-- BEGIN --

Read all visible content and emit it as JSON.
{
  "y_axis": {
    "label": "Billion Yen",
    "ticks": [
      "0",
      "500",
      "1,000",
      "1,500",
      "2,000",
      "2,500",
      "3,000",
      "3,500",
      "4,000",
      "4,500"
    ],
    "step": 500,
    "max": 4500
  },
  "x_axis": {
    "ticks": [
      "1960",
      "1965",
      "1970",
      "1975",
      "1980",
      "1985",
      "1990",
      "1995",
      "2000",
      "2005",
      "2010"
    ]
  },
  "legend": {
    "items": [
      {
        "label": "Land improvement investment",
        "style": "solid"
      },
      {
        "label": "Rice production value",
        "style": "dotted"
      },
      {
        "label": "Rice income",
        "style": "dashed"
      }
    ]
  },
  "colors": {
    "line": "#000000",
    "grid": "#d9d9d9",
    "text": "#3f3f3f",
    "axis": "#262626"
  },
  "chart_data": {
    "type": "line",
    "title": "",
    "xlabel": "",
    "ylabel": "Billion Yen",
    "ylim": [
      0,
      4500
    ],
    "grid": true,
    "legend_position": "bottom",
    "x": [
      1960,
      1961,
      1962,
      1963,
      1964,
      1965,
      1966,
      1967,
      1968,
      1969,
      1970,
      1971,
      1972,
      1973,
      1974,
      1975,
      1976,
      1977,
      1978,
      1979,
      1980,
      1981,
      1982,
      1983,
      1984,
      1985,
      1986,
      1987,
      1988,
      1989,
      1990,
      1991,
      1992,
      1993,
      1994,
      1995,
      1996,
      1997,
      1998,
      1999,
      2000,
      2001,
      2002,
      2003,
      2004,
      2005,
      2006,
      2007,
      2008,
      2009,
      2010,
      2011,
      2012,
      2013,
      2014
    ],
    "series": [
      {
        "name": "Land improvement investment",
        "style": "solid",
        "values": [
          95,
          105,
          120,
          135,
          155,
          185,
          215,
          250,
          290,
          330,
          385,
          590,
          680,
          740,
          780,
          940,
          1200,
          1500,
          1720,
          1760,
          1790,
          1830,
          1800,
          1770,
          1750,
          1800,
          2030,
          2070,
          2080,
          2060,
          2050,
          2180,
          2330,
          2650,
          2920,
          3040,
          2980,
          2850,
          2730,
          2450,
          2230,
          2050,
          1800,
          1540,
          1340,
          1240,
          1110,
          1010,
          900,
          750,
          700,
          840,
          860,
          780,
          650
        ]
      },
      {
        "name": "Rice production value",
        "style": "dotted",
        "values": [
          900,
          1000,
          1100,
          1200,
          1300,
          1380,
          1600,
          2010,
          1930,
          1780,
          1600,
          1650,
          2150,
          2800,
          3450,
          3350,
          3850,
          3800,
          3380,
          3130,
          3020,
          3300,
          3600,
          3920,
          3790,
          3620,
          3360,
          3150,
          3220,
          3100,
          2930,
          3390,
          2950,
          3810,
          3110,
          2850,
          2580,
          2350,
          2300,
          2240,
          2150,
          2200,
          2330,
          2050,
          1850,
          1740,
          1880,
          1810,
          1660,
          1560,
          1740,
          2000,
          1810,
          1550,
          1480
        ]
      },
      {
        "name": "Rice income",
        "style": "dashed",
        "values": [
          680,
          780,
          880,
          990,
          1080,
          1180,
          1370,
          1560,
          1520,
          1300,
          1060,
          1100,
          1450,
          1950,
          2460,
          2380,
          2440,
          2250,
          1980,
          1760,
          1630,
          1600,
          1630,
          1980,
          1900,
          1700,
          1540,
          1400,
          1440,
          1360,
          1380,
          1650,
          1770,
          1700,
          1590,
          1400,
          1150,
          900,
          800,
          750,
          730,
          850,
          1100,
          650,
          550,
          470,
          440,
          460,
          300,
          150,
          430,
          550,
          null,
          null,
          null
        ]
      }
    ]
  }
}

-- END --

Task brief ::
Output all of the data again, exactly.

Solution to the problem ::
Read all visible content and emit it as JSON.
{
  "y_axis": {
    "label": "Billion Yen",
    "ticks": [
      "0",
      "500",
      "1,000",
      "1,500",
      "2,000",
      "2,500",
      "3,000",
      "3,500",
      "4,000",
      "4,500"
    ],
    "step": 500,
    "max": 4500
  },
  "x_axis": {
    "ticks": [
      "1960",
      "1965",
      "1970",
      "1975",
      "1980",
      "1985",
      "1990",
      "1995",
      "2000",
      "2005",
      "2010"
    ]
  },
  "legend": {
    "items": [
      {
        "label": "Land improvement investment",
        "style": "solid"
      },
      {
        "label": "Rice production value",
        "style": "dotted"
      },
      {
        "label": "Rice income",
        "style": "dashed"
      }
    ]
  },
  "colors": {
    "line": "#000000",
    "grid": "#d9d9d9",
    "text": "#3f3f3f",
    "axis": "#262626"
  },
  "chart_data": {
    "type": "line",
    "title": "",
    "xlabel": "",
    "ylabel": "Billion Yen",
    "ylim": [
      0,
      4500
    ],
    "grid": true,
    "legend_position": "bottom",
    "x": [
      1960,
      1961,
      1962,
      1963,
      1964,
      1965,
      1966,
      1967,
      1968,
      1969,
      1970,
      1971,
      1972,
      1973,
      1974,
      1975,
      1976,
      1977,
      1978,
      1979,
      1980,
      1981,
      1982,
      1983,
      1984,
      1985,
      1986,
      1987,
      1988,
      1989,
      1990,
      1991,
      1992,
      1993,
      1994,
      1995,
      1996,
      1997,
      1998,
      1999,
      2000,
      2001,
      2002,
      2003,
      2004,
      2005,
      2006,
      2007,
      2008,
      2009,
      2010,
      2011,
      2012,
      2013,
      2014
    ],
    "series": [
      {
        "name": "Land improvement investment",
        "style": "solid",
        "values": [
          95,
          105,
          120,
          135,
          155,
          185,
          215,
          250,
          290,
          330,
          385,
          590,
          680,
          740,
          780,
          940,
          1200,
          1500,
          1720,
          1760,
          1790,
          1830,
          1800,
          1770,
          1750,
          1800,
          2030,
          2070,
          2080,
          2060,
          2050,
          2180,
          2330,
          2650,
          2920,
          3040,
          2980,
          2850,
          2730,
          2450,
          2230,
          2050,
          1800,
          1540,
          1340,
          1240,
          1110,
          1010,
          900,
          750,
          700,
          840,
          860,
          780,
          650
        ]
      },
      {
        "name": "Rice production value",
        "style": "dotted",
        "values": [
          900,
          1000,
          1100,
          1200,
          1300,
          1380,
          1600,
          2010,
          1930,
          1780,
          1600,
          1650,
          2150,
          2800,
          3450,
          3350,
          3850,
          3800,
          3380,
          3130,
          3020,
          3300,
          3600,
          3920,
          3790,
          3620,
          3360,
          3150,
          3220,
          3100,
          2930,
          3390,
          2950,
          3810,
          3110,
          2850,
          2580,
          2350,
          2300,
          2240,
          2150,
          2200,
          2330,
          2050,
          1850,
          1740,
          1880,
          1810,
          1660,
          1560,
          1740,
          2000,
          1810,
          1550,
          1480
        ]
      },
      {
        "name": "Rice income",
        "style": "dashed",
        "values": [
          680,
          780,
          880,
          990,
          1080,
          1180,
          1370,
          1560,
          1520,
          1300,
          1060,
          1100,
          1450,
          1950,
          2460,
          2380,
          2440,
          2250,
          1980,
          1760,
          1630,
          1600,
          1630,
          1980,
          1900,
          1700,
          1540,
          1400,
          1440,
          1360,
          1380,
          1650,
          1770,
          1700,
          1590,
          1400,
          1150,
          900,
          800,
          750,
          730,
          850,
          1100,
          650,
          550,
          470,
          440,
          460,
          300,
          150,
          430,
          550,
          null,
          null,
          null
        ]
      }
    ]
  }
}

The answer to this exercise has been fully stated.